WRITTEN TASK =>
Within the material below, find each line bearing the word "phải" and present it.

GIVEN RECORDS =>
++++++++

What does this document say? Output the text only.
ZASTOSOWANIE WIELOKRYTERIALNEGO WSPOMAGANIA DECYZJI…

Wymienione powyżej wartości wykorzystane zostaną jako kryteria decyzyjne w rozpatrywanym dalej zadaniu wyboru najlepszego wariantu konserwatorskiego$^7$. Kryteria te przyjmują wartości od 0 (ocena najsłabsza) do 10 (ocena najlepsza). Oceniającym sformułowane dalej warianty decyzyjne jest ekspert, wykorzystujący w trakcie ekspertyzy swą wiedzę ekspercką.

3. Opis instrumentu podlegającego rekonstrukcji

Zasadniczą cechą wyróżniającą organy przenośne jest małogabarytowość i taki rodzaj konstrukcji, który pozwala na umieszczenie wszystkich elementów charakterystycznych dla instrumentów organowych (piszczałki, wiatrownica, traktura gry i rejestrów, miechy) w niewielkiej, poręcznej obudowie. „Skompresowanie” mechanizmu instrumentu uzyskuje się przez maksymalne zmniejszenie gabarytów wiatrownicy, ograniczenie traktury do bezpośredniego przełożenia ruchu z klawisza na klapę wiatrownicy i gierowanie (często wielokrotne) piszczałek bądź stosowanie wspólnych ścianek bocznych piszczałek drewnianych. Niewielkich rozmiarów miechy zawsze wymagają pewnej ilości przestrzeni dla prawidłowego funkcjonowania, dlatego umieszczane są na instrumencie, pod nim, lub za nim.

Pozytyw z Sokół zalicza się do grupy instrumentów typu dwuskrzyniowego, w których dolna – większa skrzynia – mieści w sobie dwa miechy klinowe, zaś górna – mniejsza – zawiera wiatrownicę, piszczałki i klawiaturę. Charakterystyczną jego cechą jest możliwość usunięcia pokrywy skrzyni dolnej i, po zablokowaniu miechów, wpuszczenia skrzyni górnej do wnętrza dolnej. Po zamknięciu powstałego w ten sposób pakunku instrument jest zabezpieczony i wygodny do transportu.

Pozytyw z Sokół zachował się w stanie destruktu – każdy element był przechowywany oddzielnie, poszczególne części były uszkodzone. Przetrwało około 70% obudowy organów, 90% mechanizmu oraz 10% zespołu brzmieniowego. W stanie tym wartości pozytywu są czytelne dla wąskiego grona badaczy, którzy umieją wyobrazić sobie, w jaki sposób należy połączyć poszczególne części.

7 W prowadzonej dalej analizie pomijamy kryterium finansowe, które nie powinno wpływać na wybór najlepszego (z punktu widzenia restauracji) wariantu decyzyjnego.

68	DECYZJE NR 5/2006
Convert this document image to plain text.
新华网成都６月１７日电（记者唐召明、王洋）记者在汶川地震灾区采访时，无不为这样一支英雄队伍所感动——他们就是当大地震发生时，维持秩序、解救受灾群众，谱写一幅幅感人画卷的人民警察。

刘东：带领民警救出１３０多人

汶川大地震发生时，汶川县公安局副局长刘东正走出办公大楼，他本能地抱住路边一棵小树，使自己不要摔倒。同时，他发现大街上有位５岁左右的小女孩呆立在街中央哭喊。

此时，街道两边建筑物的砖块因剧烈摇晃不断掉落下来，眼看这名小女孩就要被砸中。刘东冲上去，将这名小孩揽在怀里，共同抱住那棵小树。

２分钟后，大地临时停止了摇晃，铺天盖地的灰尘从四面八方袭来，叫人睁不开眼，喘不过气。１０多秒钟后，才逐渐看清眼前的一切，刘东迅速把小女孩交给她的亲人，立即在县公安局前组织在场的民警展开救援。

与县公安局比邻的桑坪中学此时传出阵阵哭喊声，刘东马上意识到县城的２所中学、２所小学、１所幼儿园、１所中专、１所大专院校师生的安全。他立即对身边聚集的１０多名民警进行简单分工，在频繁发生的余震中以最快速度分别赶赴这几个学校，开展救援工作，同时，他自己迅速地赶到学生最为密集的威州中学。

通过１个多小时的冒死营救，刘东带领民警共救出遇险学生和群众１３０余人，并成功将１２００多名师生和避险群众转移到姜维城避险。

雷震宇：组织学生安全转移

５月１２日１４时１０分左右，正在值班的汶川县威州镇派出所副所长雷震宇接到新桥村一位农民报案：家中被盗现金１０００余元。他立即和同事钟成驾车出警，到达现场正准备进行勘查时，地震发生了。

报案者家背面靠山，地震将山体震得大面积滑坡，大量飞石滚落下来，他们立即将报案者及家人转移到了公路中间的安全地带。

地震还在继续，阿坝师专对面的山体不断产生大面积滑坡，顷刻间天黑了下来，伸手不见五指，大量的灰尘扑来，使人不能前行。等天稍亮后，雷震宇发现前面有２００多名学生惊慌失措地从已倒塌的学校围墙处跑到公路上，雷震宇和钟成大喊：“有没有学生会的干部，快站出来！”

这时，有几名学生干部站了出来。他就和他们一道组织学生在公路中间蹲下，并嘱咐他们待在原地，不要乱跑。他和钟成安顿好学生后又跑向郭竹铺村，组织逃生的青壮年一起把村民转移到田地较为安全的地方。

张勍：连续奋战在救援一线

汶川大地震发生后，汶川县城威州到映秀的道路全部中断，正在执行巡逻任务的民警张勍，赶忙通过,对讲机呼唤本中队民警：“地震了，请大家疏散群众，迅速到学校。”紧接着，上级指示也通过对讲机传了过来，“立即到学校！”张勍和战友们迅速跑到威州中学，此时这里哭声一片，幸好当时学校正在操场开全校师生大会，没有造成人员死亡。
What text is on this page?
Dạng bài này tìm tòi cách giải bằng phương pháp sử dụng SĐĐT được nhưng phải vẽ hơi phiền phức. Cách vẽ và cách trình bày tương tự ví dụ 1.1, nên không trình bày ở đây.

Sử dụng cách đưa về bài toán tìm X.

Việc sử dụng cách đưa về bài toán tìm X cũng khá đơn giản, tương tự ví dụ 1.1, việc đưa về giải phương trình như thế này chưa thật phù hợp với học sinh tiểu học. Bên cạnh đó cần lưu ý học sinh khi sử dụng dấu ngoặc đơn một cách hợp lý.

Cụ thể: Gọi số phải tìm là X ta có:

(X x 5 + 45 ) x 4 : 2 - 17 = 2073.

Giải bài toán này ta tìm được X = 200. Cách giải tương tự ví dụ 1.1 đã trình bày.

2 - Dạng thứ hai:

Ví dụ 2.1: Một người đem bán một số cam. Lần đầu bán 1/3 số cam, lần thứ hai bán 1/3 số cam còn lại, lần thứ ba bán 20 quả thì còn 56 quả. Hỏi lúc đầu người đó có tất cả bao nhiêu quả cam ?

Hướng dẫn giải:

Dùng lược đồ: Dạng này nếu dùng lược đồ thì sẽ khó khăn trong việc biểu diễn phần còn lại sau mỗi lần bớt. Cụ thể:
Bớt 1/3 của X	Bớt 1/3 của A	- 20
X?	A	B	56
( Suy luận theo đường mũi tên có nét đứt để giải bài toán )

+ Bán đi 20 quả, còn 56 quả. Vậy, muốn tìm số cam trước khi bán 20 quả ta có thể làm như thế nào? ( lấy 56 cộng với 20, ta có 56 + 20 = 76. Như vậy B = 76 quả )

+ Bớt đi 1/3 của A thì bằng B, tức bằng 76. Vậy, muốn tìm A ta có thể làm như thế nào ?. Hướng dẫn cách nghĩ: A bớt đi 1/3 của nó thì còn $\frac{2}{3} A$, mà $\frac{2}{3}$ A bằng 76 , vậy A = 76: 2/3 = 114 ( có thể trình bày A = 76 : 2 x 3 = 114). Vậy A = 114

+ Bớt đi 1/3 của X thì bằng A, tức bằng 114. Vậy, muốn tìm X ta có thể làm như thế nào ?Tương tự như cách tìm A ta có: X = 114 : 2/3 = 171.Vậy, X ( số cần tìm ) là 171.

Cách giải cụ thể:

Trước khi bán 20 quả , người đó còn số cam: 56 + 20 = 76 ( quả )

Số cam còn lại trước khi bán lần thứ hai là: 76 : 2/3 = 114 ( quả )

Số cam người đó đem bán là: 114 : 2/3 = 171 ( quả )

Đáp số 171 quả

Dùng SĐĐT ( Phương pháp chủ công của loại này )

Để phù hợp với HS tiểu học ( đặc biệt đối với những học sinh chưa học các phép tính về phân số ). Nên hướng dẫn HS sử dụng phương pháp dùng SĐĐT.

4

++++++++

OUTPUT FOR THIS EXERCISE =>
Dạng bài này tìm tòi cách giải bằng phương pháp sử dụng SĐĐT được nhưng phải vẽ hơi phiền phức. Cách vẽ và cách trình bày tương tự ví dụ 1.1, nên không trình bày ở đây.
Cụ thể: Gọi số phải tìm là X ta có:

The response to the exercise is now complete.